(Instructions for the task) Some lines in the listing below may include the string "ticket". How many are there? Give only the number.

"""

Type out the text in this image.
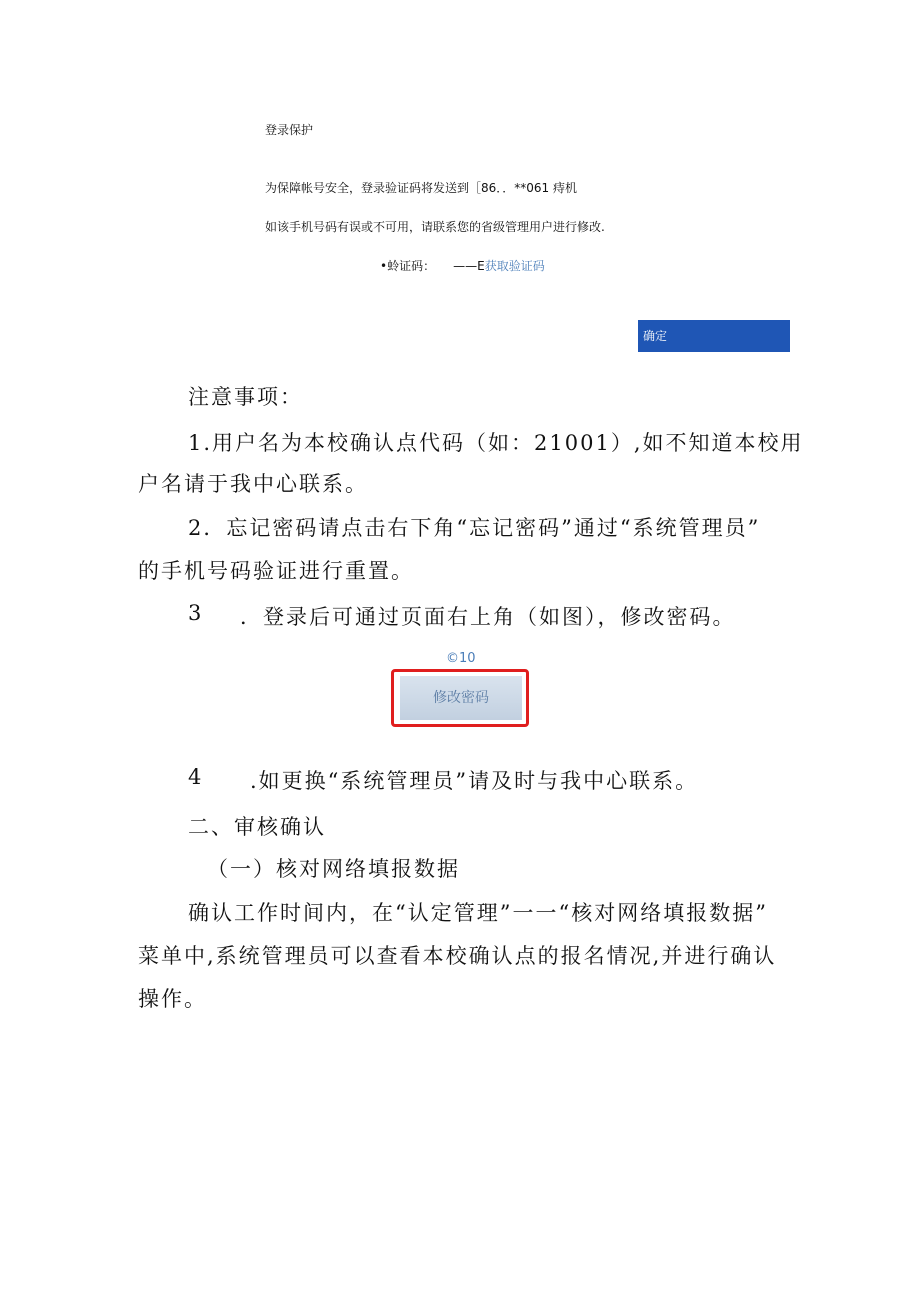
登录保护
为保障帐号安全，登录验证码将发送到［86．．**061 痔机
如该手机号码有误或不可用，请联系您的省级管理用户进行修改.
•蛉证码： ——E获取验证码
确定
注意事项：
1.用户名为本校确认点代码（如：21001）,如不知道本校用
户名请于我中心联系。
2．忘记密码请点击右下角“忘记密码”通过“系统管理员”
的手机号码验证进行重置。
3 ．登录后可通过页面右上角（如图），修改密码。
©10
修改密码
4 .如更换“系统管理员”请及时与我中心联系。
二、审核确认
（一）核对网络填报数据
确认工作时间内，在“认定管理”一一“核对网络填报数据”
菜单中,系统管理员可以查看本校确认点的报名情况,并进行确认
操作。
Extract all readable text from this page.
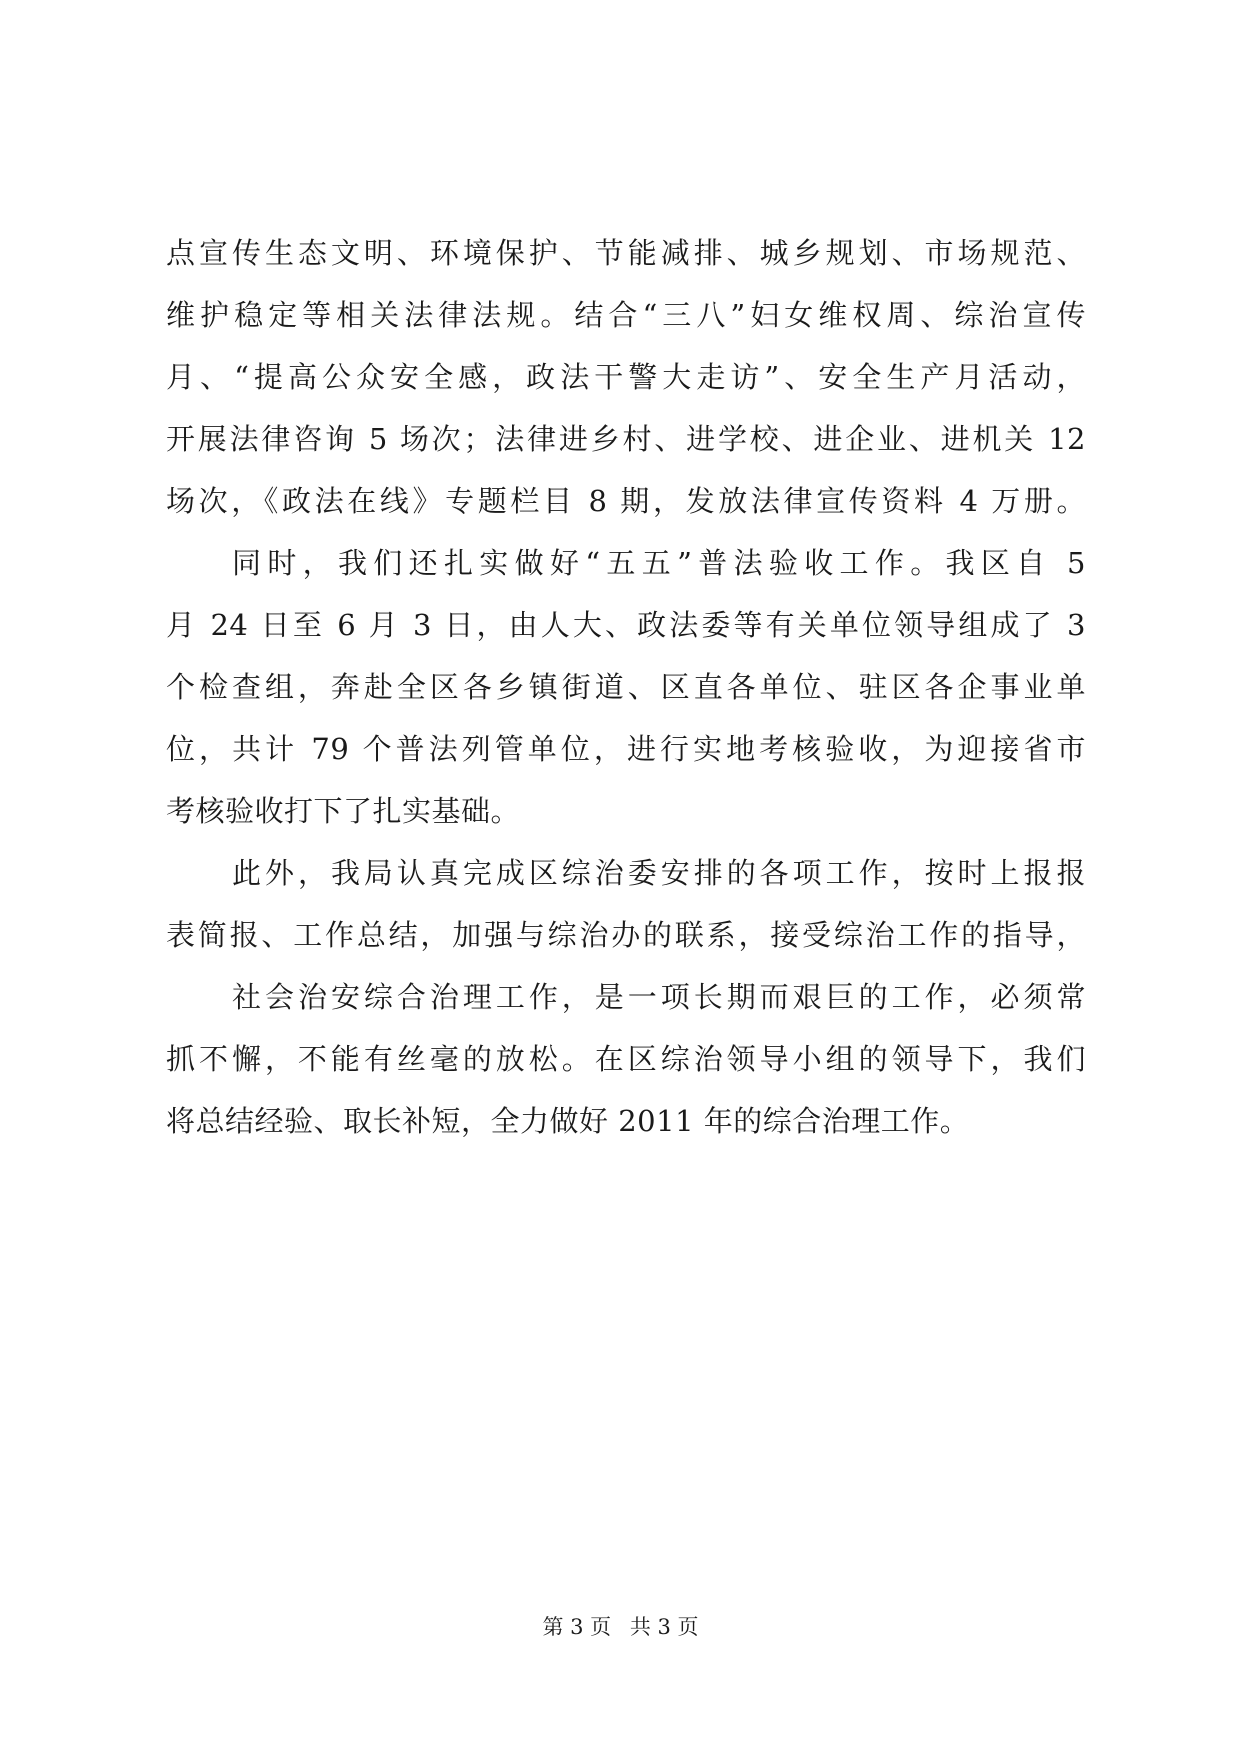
点宣传生态文明、环境保护、节能减排、城乡规划、市场规范、
维护稳定等相关法律法规。结合“三八”妇女维权周、综治宣传
月、“提高公众安全感，政法干警大走访”、安全生产月活动，
开展法律咨询 5 场次；法律进乡村、进学校、进企业、进机关 12
场次，《政法在线》专题栏目 8 期，发放法律宣传资料 4 万册。
同时，我们还扎实做好“五五”普法验收工作。我区自 5
月 24 日至 6 月 3 日，由人大、政法委等有关单位领导组成了 3
个检查组，奔赴全区各乡镇街道、区直各单位、驻区各企事业单
位，共计 79 个普法列管单位，进行实地考核验收，为迎接省市
考核验收打下了扎实基础。
此外，我局认真完成区综治委安排的各项工作，按时上报报
表简报、工作总结，加强与综治办的联系，接受综治工作的指导，
社会治安综合治理工作，是一项长期而艰巨的工作，必须常
抓不懈，不能有丝毫的放松。在区综治领导小组的领导下，我们
将总结经验、取长补短，全力做好 2011 年的综合治理工作。
第 3 页 共 3 页
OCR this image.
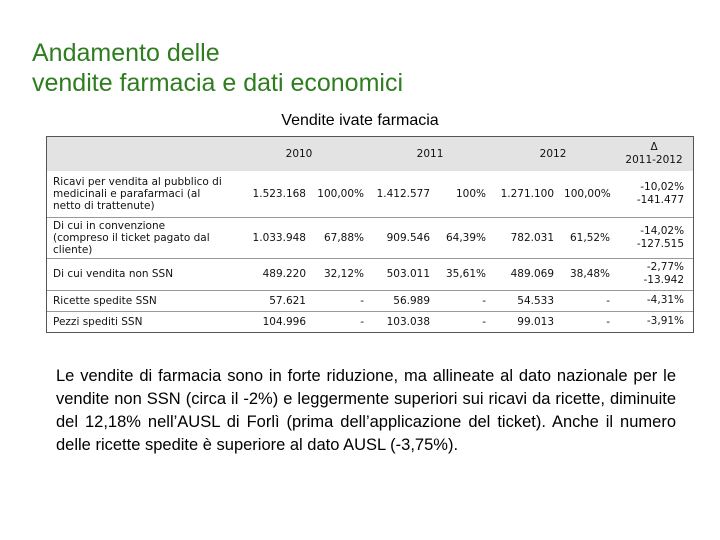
Andamento delle
vendite farmacia e dati economici
Vendite ivate farmacia
	2010		2011		2012		Δ
2011-2012

Ricavi per vendita al pubblico di medicinali e parafarmaci (al netto di trattenute)	1.523.168	100,00%	1.412.577	100%	1.271.100	100,00%	-10,02%
-141.477

Di cui in convenzione (compreso il ticket pagato dal cliente)	1.033.948	67,88%	909.546	64,39%	782.031	61,52%	-14,02%
-127.515

Di cui vendita non SSN	489.220	32,12%	503.011	35,61%	489.069	38,48%	-2,77%
-13.942

Ricette spedite SSN	57.621	-	56.989	-	54.533	-	-4,31%

Pezzi spediti SSN	104.996	-	103.038	-	99.013	-	-3,91%
Le vendite di farmacia sono in forte riduzione, ma allineate al dato nazionale per le vendite non SSN (circa il -2%) e leggermente superiori sui ricavi da ricette, diminuite del 12,18% nell’AUSL di Forlì (prima dell’applicazione del ticket). Anche il numero delle ricette spedite è superiore al dato AUSL (-3,75%).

"""

(Exercise solution) 2